>> BEGIN EXTRACTED INFORMATION

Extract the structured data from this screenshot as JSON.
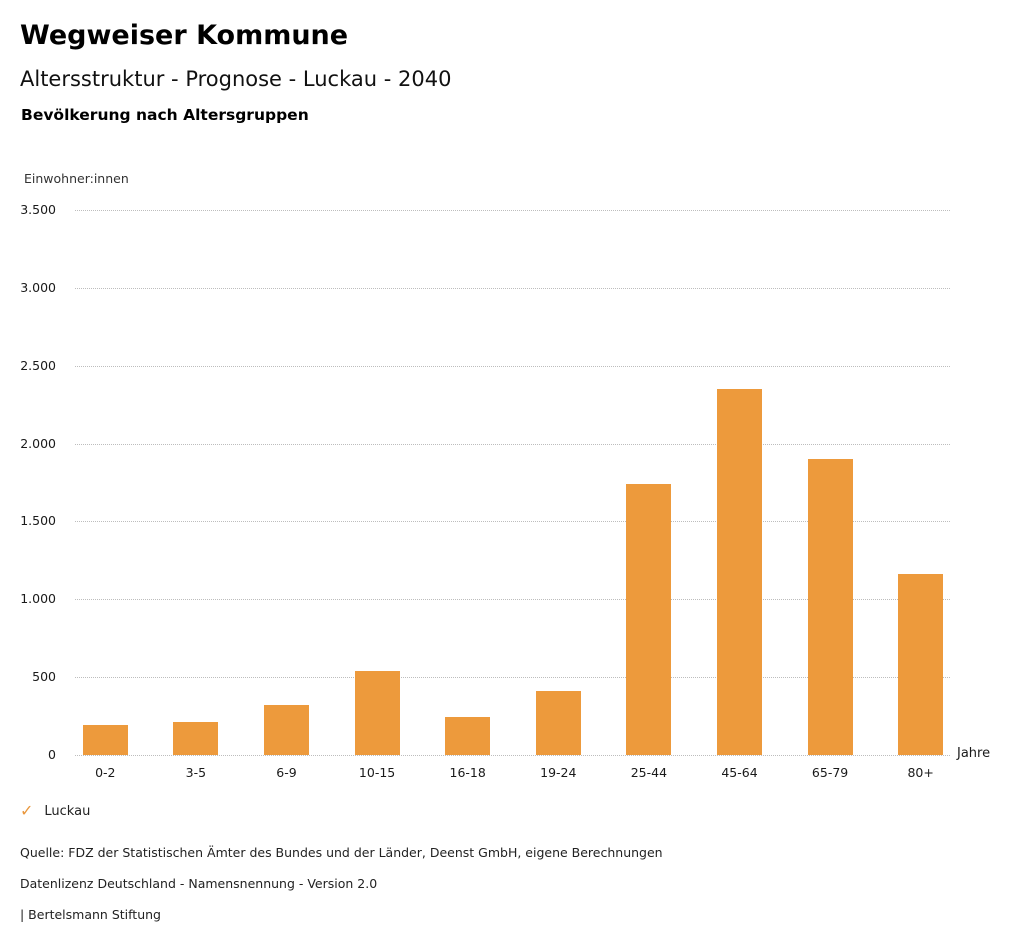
{
  "header": {
    "title": "Wegweiser Kommune",
    "subtitle": "Altersstruktur - Prognose - Luckau - 2040",
    "section_heading": "Bevölkerung nach Altersgruppen"
  },
  "chart_data": {
    "type": "bar",
    "title": "Bevölkerung nach Altersgruppen",
    "ylabel": "Einwohner:innen",
    "xlabel": "Jahre",
    "categories": [
      "0-2",
      "3-5",
      "6-9",
      "10-15",
      "16-18",
      "19-24",
      "25-44",
      "45-64",
      "65-79",
      "80+"
    ],
    "values": [
      190,
      215,
      320,
      540,
      245,
      410,
      1740,
      2350,
      1900,
      1160
    ],
    "series_name": "Luckau",
    "ylim": [
      0,
      3500
    ],
    "ytick_interval": 500,
    "ytick_labels": [
      "0",
      "500",
      "1.000",
      "1.500",
      "2.000",
      "2.500",
      "3.000",
      "3.500"
    ],
    "grid": "horizontal-dotted",
    "bar_color": "#ED9A3C",
    "legend_position": "bottom-left"
  },
  "legend": {
    "check_icon": "✓",
    "label": "Luckau"
  },
  "footer": {
    "source_line": "Quelle: FDZ der Statistischen Ämter des Bundes und der Länder, Deenst GmbH, eigene Berechnungen",
    "license_line": "Datenlizenz Deutschland - Namensnennung - Version 2.0",
    "publisher_line": "| Bertelsmann Stiftung"
  }
}
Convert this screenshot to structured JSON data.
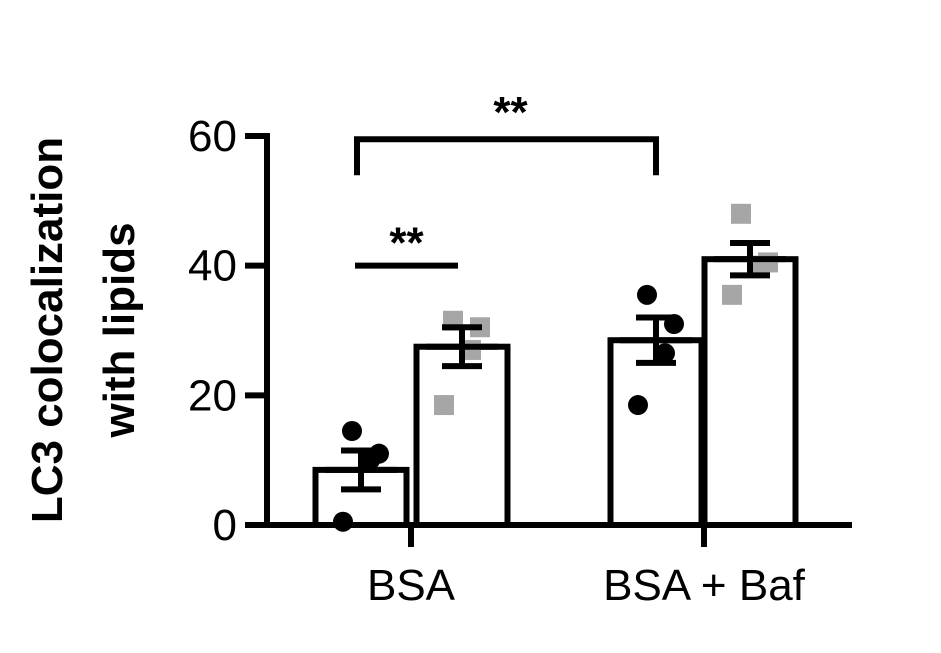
{
  "chart_data": {
    "type": "bar",
    "ylabel_lines": [
      "LC3 colocalization",
      "with lipids"
    ],
    "ylim": [
      0,
      60
    ],
    "yticks": [
      "0",
      "20",
      "40",
      "60"
    ],
    "ytick_values": [
      0,
      20,
      40,
      60
    ],
    "categories": [
      "BSA",
      "BSA + Baf"
    ],
    "colors": {
      "black": "#000000",
      "gray": "#a6a6a6",
      "bar_fill": "#ffffff"
    },
    "bars": [
      {
        "category": "BSA",
        "marker": "circle",
        "color": "#000000",
        "mean": 8.5,
        "sem": 3,
        "points": [
          14.5,
          11,
          10,
          0.5
        ]
      },
      {
        "category": "BSA",
        "marker": "square",
        "color": "#a6a6a6",
        "mean": 27.5,
        "sem": 3,
        "points": [
          31.5,
          30.5,
          27,
          18.5
        ]
      },
      {
        "category": "BSA + Baf",
        "marker": "circle",
        "color": "#000000",
        "mean": 28.5,
        "sem": 3.5,
        "points": [
          35.5,
          31,
          26.5,
          18.5
        ]
      },
      {
        "category": "BSA + Baf",
        "marker": "square",
        "color": "#a6a6a6",
        "mean": 41,
        "sem": 2.5,
        "points": [
          48,
          40.5,
          40,
          35.5
        ]
      }
    ],
    "significance": [
      {
        "label": "**",
        "from_bar": 0,
        "to_bar": 1,
        "y": 40,
        "style": "line"
      },
      {
        "label": "**",
        "from_bar": 0,
        "to_bar": 2,
        "y": 59.5,
        "style": "bracket"
      }
    ]
  }
}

>> END EXTRACTED INFORMATION

Write out the material above again, word for word, minus its pictures.

Extract the structured data from this screenshot as JSON.
{
  "header": {
    "title": "Wegweiser Kommune",
    "subtitle": "Altersstruktur - Prognose - Luckau - 2040",
    "section_heading": "Bevölkerung nach Altersgruppen"
  },
  "chart_data": {
    "type": "bar",
    "title": "Bevölkerung nach Altersgruppen",
    "ylabel": "Einwohner:innen",
    "xlabel": "Jahre",
    "categories": [
      "0-2",
      "3-5",
      "6-9",
      "10-15",
      "16-18",
      "19-24",
      "25-44",
      "45-64",
      "65-79",
      "80+"
    ],
    "values": [
      190,
      215,
      320,
      540,
      245,
      410,
      1740,
      2350,
      1900,
      1160
    ],
    "series_name": "Luckau",
    "ylim": [
      0,
      3500
    ],
    "ytick_interval": 500,
    "ytick_labels": [
      "0",
      "500",
      "1.000",
      "1.500",
      "2.000",
      "2.500",
      "3.000",
      "3.500"
    ],
    "grid": "horizontal-dotted",
    "bar_color": "#ED9A3C",
    "legend_position": "bottom-left"
  },
  "legend": {
    "check_icon": "✓",
    "label": "Luckau"
  },
  "footer": {
    "source_line": "Quelle: FDZ der Statistischen Ämter des Bundes und der Länder, Deenst GmbH, eigene Berechnungen",
    "license_line": "Datenlizenz Deutschland - Namensnennung - Version 2.0",
    "publisher_line": "| Bertelsmann Stiftung"
  }
}
Convert this screenshot to structured JSON data.
{
  "chart_data": {
    "type": "bar",
    "ylabel_lines": [
      "LC3 colocalization",
      "with lipids"
    ],
    "ylim": [
      0,
      60
    ],
    "yticks": [
      "0",
      "20",
      "40",
      "60"
    ],
    "ytick_values": [
      0,
      20,
      40,
      60
    ],
    "categories": [
      "BSA",
      "BSA + Baf"
    ],
    "colors": {
      "black": "#000000",
      "gray": "#a6a6a6",
      "bar_fill": "#ffffff"
    },
    "bars": [
      {
        "category": "BSA",
        "marker": "circle",
        "color": "#000000",
        "mean": 8.5,
        "sem": 3,
        "points": [
          14.5,
          11,
          10,
          0.5
        ]
      },
      {
        "category": "BSA",
        "marker": "square",
        "color": "#a6a6a6",
        "mean": 27.5,
        "sem": 3,
        "points": [
          31.5,
          30.5,
          27,
          18.5
        ]
      },
      {
        "category": "BSA + Baf",
        "marker": "circle",
        "color": "#000000",
        "mean": 28.5,
        "sem": 3.5,
        "points": [
          35.5,
          31,
          26.5,
          18.5
        ]
      },
      {
        "category": "BSA + Baf",
        "marker": "square",
        "color": "#a6a6a6",
        "mean": 41,
        "sem": 2.5,
        "points": [
          48,
          40.5,
          40,
          35.5
        ]
      }
    ],
    "significance": [
      {
        "label": "**",
        "from_bar": 0,
        "to_bar": 1,
        "y": 40,
        "style": "line"
      },
      {
        "label": "**",
        "from_bar": 0,
        "to_bar": 2,
        "y": 59.5,
        "style": "bracket"
      }
    ]
  }
}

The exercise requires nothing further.